# What you are asked to do
Would you pull out every line of the material that contains the string "name"?

(Figure record extracts)
========

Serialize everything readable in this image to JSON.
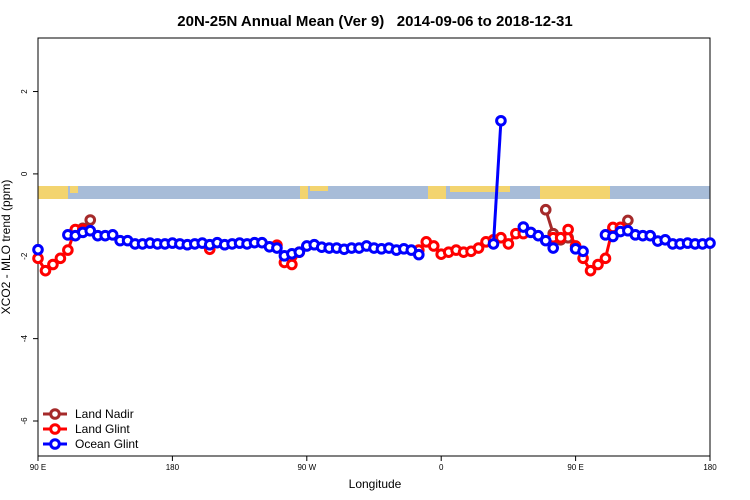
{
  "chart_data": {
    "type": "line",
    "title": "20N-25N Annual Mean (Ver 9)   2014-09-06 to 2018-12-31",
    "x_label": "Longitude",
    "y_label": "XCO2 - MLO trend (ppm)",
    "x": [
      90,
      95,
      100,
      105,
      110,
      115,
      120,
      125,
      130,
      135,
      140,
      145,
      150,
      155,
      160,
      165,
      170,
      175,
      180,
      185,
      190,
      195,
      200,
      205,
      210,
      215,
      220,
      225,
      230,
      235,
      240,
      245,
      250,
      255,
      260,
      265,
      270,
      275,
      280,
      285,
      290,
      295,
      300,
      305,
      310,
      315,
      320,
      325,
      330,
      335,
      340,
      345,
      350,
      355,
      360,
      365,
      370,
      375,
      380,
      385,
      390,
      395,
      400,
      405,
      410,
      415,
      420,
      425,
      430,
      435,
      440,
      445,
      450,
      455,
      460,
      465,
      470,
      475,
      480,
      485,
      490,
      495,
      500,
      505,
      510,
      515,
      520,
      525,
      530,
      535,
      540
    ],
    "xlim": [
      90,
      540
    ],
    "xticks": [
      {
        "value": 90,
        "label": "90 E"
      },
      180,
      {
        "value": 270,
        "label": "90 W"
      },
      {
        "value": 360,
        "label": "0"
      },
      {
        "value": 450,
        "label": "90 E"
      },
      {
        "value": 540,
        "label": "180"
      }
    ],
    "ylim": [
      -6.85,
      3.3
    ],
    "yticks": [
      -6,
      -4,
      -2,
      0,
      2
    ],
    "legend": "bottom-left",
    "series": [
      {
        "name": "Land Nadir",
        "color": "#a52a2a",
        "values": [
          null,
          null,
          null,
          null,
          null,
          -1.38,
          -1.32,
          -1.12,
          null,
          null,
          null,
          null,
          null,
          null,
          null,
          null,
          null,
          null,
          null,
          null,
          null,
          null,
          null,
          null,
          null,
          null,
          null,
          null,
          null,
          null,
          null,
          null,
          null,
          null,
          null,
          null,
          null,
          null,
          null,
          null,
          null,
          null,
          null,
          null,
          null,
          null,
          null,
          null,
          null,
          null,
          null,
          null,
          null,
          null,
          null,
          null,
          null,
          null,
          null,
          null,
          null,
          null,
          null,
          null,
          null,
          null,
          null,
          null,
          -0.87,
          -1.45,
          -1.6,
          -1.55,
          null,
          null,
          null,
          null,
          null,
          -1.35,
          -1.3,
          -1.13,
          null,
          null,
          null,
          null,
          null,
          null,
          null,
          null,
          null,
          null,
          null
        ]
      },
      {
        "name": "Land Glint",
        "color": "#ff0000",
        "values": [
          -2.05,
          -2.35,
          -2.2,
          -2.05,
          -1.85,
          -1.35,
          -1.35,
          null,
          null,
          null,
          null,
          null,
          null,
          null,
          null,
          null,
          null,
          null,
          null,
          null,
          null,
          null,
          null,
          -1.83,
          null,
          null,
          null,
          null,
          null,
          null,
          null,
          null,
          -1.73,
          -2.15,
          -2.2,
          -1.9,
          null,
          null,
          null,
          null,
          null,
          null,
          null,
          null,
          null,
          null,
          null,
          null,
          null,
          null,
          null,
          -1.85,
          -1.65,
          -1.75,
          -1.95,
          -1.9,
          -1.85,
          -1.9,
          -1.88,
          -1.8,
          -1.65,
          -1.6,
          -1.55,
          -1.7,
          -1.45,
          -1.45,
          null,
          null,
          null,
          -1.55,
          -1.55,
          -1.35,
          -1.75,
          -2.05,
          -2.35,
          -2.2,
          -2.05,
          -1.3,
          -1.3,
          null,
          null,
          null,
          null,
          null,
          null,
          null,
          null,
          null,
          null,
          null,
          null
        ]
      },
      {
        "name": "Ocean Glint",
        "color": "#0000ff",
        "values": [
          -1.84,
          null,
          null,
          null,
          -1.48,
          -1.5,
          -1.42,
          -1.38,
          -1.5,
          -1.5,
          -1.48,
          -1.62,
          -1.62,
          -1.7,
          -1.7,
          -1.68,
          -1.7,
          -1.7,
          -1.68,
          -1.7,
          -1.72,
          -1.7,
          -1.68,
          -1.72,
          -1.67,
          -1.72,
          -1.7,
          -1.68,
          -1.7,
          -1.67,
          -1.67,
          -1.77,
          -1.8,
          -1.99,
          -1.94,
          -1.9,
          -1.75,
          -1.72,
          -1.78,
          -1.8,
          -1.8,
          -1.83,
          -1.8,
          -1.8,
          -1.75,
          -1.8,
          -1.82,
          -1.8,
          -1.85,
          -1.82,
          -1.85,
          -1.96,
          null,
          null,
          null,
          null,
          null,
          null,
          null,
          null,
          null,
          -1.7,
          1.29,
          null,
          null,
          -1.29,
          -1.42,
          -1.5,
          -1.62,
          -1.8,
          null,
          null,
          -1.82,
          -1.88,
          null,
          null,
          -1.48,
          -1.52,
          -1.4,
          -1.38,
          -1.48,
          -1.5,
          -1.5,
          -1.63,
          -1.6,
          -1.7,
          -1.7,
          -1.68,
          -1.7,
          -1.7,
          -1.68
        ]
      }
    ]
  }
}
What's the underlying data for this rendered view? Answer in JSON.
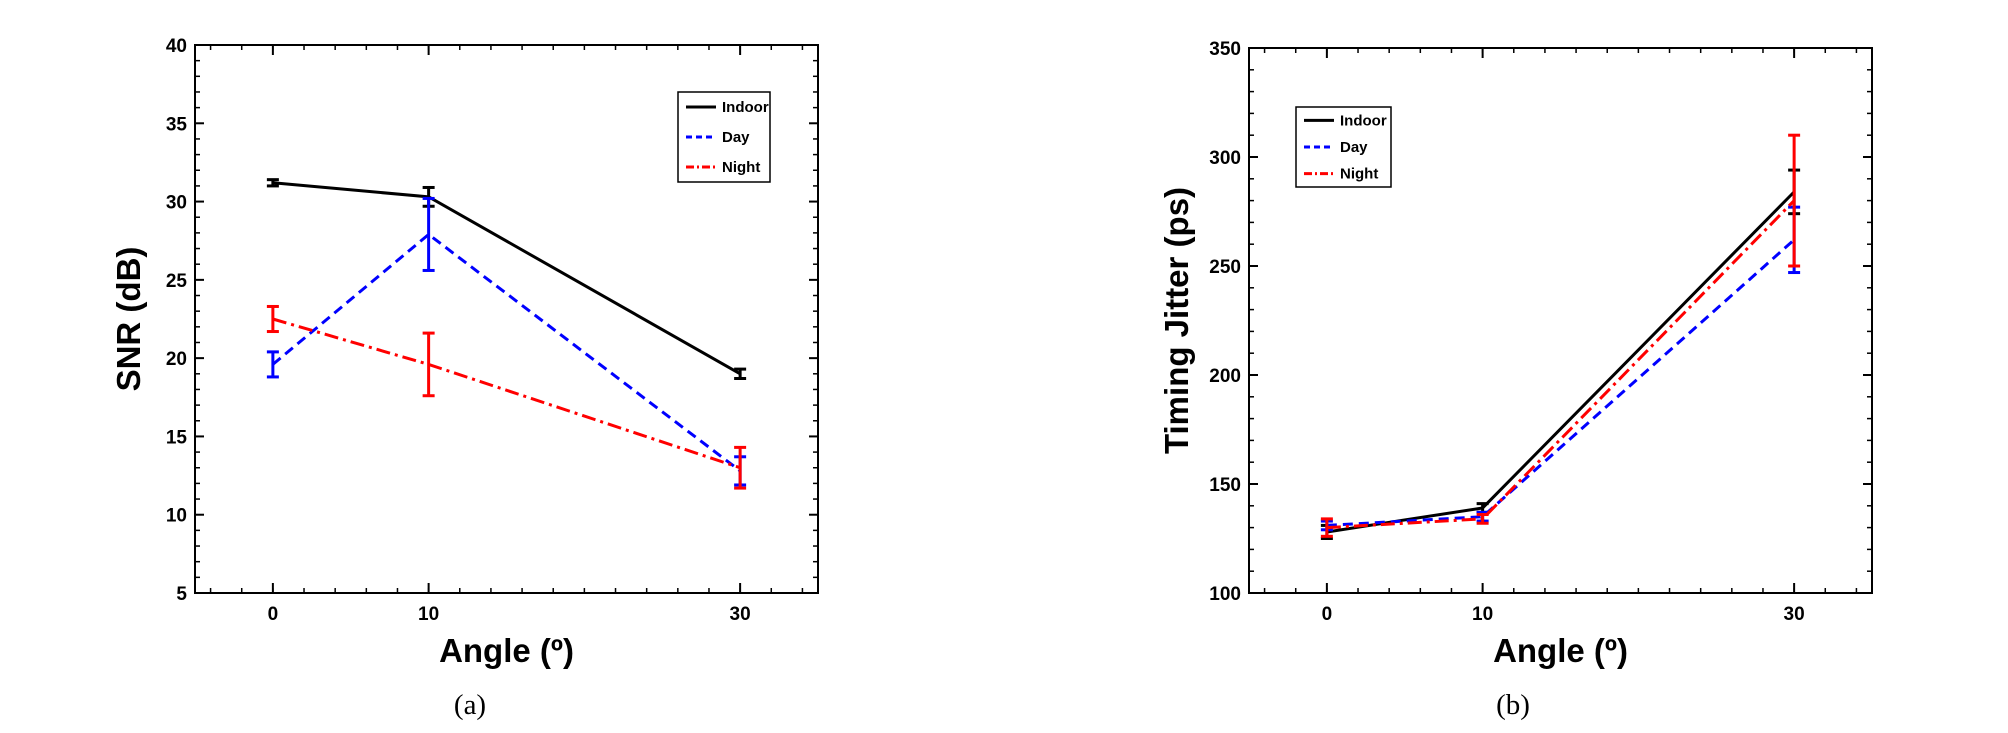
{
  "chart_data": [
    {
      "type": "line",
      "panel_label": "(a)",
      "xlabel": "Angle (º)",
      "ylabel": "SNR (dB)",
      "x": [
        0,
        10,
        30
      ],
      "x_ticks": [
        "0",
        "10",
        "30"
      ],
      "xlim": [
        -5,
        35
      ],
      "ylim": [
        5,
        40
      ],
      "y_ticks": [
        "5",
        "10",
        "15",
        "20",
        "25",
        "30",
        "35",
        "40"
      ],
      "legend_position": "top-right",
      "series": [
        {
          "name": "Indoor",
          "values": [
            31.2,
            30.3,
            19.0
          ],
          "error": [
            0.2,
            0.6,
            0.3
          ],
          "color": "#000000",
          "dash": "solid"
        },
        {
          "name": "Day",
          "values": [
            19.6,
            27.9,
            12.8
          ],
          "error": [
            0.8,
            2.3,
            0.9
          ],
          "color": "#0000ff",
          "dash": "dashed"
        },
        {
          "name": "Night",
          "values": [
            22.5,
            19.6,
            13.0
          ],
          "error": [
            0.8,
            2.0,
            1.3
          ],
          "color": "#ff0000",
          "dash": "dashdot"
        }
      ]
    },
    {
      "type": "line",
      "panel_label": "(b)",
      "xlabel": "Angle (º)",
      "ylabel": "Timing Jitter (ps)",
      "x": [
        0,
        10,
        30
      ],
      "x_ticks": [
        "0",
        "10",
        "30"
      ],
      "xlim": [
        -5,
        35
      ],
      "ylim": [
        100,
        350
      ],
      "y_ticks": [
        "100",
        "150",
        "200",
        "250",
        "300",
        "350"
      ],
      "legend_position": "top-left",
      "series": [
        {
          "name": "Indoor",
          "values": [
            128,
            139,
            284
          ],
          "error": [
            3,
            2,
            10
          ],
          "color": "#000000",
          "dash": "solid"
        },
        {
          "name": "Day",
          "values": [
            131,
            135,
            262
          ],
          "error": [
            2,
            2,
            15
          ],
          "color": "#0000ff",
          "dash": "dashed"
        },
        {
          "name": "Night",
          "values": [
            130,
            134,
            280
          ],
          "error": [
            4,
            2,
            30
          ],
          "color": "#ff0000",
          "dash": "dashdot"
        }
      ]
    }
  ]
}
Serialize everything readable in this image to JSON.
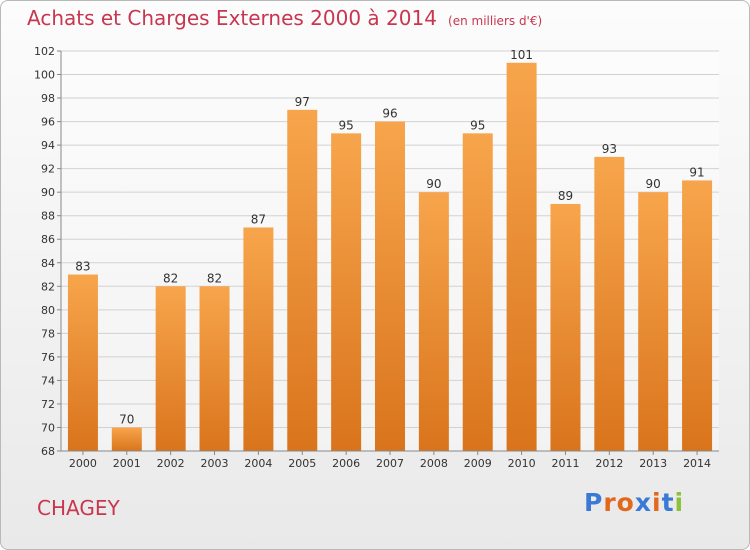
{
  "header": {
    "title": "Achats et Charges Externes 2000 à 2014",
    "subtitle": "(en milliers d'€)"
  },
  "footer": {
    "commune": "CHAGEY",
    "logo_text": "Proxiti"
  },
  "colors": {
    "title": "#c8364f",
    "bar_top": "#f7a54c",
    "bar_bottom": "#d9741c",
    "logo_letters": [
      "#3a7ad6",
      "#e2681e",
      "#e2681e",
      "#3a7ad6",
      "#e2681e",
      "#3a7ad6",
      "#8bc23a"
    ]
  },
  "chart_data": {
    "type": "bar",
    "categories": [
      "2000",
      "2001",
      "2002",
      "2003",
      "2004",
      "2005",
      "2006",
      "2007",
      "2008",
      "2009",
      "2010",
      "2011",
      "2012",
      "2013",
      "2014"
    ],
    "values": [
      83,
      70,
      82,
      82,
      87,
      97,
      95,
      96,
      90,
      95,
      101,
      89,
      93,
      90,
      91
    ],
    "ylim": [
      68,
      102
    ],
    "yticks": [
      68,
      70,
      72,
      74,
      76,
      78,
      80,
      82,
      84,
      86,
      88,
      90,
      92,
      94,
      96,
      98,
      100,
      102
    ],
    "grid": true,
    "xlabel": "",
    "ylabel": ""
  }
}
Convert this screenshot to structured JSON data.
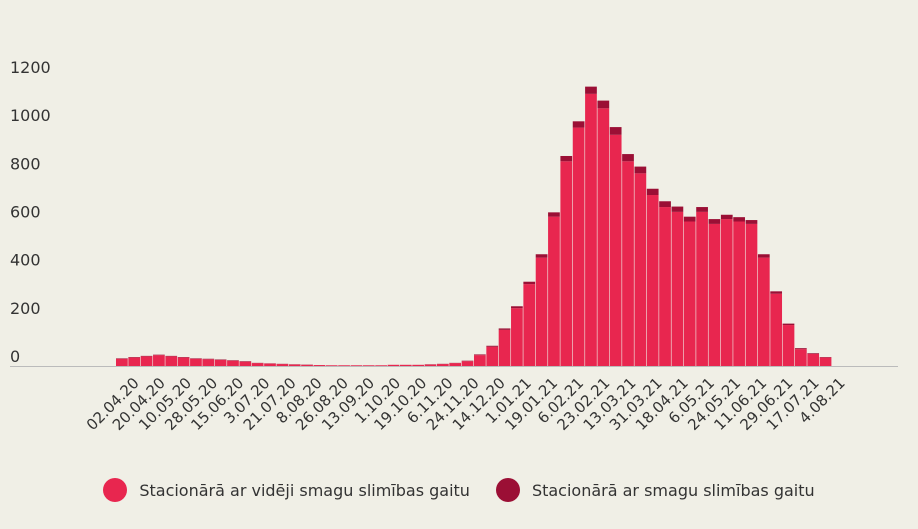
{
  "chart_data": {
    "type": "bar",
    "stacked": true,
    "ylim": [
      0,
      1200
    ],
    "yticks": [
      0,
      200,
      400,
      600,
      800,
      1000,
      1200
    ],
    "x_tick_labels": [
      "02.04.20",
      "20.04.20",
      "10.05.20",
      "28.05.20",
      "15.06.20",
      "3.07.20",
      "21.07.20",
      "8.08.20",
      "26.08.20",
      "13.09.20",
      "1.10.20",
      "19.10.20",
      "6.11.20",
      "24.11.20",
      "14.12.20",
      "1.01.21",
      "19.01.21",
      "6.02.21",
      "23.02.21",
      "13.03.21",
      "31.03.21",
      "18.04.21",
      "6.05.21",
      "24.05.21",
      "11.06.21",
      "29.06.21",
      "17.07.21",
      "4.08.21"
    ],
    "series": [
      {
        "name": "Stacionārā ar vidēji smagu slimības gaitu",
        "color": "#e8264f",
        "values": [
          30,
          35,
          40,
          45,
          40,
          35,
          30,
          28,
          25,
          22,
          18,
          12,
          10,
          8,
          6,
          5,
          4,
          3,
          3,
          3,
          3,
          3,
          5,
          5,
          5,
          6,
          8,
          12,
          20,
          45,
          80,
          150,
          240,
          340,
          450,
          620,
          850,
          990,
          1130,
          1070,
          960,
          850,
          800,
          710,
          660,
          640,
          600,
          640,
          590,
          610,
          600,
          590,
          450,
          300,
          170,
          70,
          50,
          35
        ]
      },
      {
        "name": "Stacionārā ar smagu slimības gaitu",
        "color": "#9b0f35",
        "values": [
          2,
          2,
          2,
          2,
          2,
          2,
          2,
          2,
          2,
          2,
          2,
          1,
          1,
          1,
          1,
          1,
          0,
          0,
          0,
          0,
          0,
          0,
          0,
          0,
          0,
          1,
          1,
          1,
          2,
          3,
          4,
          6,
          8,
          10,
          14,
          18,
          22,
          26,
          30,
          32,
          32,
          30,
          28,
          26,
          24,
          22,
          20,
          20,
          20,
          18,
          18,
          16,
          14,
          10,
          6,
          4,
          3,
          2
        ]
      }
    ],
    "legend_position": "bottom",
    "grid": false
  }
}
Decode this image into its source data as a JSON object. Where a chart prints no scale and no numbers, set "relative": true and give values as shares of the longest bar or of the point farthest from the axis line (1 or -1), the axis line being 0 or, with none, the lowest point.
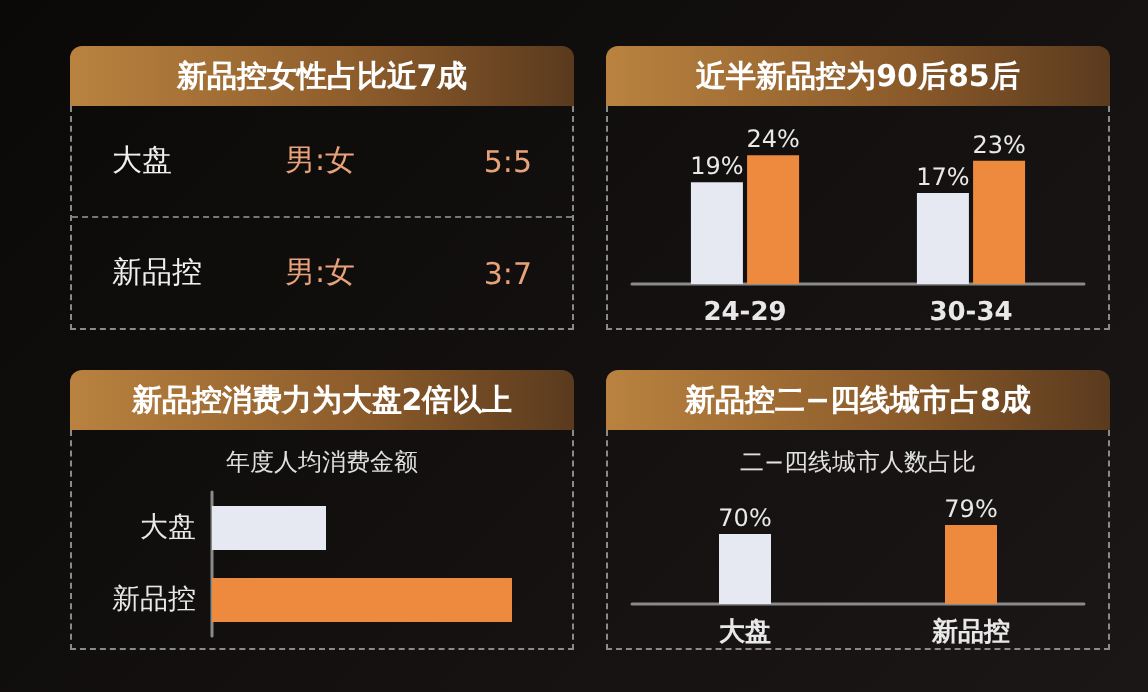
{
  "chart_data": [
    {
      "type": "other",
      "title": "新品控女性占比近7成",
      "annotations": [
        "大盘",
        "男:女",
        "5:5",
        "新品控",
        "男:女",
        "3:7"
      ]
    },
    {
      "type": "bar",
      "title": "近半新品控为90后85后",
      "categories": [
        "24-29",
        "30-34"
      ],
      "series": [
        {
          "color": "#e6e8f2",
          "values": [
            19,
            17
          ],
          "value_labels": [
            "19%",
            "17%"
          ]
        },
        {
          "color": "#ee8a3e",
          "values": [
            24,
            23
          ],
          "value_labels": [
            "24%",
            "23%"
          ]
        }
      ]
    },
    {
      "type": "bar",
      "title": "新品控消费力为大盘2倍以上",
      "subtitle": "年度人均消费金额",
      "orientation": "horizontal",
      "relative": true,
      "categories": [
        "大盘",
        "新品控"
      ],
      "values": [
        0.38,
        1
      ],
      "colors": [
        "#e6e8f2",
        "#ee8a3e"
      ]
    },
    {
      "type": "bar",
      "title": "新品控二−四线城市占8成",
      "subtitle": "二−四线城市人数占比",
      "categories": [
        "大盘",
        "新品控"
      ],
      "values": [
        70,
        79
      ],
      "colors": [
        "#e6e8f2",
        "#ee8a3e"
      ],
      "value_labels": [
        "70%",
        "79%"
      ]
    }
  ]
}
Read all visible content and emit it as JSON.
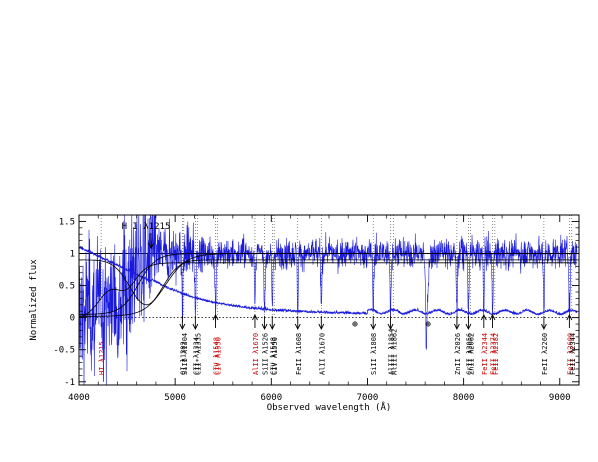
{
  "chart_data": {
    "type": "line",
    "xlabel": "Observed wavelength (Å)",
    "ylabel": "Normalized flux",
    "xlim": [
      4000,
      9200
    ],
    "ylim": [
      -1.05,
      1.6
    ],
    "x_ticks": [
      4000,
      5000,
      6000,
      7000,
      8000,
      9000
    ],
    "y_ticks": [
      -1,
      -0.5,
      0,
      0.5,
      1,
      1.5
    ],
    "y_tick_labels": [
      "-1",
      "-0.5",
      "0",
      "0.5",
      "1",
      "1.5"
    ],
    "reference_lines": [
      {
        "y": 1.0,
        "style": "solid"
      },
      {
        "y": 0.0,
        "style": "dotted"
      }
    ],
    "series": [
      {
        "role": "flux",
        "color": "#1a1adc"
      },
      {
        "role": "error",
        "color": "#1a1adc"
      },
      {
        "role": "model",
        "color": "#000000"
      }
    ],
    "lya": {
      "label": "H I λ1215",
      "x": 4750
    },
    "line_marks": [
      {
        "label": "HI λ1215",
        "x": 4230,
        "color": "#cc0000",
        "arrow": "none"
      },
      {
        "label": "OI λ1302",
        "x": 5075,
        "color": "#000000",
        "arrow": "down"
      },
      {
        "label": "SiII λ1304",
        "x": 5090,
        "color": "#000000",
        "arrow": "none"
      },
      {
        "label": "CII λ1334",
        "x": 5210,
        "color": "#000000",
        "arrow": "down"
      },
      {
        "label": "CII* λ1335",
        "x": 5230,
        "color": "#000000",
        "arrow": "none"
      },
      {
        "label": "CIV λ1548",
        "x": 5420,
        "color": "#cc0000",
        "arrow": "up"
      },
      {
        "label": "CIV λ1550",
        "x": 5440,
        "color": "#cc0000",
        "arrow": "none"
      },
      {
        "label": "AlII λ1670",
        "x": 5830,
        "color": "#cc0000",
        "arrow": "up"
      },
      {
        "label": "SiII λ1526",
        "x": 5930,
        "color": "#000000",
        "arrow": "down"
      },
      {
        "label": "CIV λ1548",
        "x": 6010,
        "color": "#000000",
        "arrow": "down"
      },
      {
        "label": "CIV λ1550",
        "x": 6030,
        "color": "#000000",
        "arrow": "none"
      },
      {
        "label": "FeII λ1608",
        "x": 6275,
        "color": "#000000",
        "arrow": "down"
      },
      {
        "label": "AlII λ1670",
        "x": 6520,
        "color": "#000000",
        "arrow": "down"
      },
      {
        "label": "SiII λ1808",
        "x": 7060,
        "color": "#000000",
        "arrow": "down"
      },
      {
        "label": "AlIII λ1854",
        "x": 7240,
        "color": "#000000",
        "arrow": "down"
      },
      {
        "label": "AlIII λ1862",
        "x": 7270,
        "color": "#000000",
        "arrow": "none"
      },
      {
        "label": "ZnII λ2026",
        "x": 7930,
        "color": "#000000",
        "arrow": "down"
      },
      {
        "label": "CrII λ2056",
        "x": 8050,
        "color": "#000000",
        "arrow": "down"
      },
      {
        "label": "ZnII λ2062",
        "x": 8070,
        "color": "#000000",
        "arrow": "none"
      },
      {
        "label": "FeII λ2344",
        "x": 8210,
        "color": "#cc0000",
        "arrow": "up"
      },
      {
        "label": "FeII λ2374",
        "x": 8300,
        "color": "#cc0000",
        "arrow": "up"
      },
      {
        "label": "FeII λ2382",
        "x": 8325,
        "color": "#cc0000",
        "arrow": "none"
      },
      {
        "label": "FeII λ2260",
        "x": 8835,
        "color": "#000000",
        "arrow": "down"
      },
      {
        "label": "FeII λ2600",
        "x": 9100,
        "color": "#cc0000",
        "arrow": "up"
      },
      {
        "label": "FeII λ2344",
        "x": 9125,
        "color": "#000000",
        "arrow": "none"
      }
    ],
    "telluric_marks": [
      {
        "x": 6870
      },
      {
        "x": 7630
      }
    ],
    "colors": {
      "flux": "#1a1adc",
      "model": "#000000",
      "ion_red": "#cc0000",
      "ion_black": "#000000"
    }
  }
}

========

# Result below
        "name": "Land Nadir",
        "name": "Land Glint",
        "name": "Ocean Glint",
          "name": "Indoor",
          "name": "Day",
          "name": "Night",
          "name": "Indoor",
          "name": "Day",
          "name": "Night",
        "name": "Stacionārā ar vidēji smagu slimības gaitu",
        "name": "Stacionārā ar smagu slimības gaitu",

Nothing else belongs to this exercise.